**Stated goal:** Print the records below exactly as they appear.

**Task input:**
= = =

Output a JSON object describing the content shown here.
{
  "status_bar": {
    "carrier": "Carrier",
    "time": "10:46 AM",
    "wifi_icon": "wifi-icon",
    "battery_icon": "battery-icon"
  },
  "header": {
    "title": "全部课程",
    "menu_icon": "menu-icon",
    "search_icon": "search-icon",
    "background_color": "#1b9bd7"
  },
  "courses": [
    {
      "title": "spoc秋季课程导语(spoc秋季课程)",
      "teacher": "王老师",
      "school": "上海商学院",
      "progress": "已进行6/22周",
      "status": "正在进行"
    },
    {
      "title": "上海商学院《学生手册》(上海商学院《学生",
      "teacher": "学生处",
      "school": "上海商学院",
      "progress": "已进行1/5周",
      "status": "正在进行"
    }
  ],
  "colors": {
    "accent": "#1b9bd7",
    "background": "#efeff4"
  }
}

= = =

**Answer below:**
Output a JSON object describing the content shown here.
{
  "status_bar": {
    "carrier": "Carrier",
    "time": "10:46 AM",
    "wifi_icon": "wifi-icon",
    "battery_icon": "battery-icon"
  },
  "header": {
    "title": "全部课程",
    "menu_icon": "menu-icon",
    "search_icon": "search-icon",
    "background_color": "#1b9bd7"
  },
  "courses": [
    {
      "title": "spoc秋季课程导语(spoc秋季课程)",
      "teacher": "王老师",
      "school": "上海商学院",
      "progress": "已进行6/22周",
      "status": "正在进行"
    },
    {
      "title": "上海商学院《学生手册》(上海商学院《学生",
      "teacher": "学生处",
      "school": "上海商学院",
      "progress": "已进行1/5周",
      "status": "正在进行"
    }
  ],
  "colors": {
    "accent": "#1b9bd7",
    "background": "#efeff4"
  }
}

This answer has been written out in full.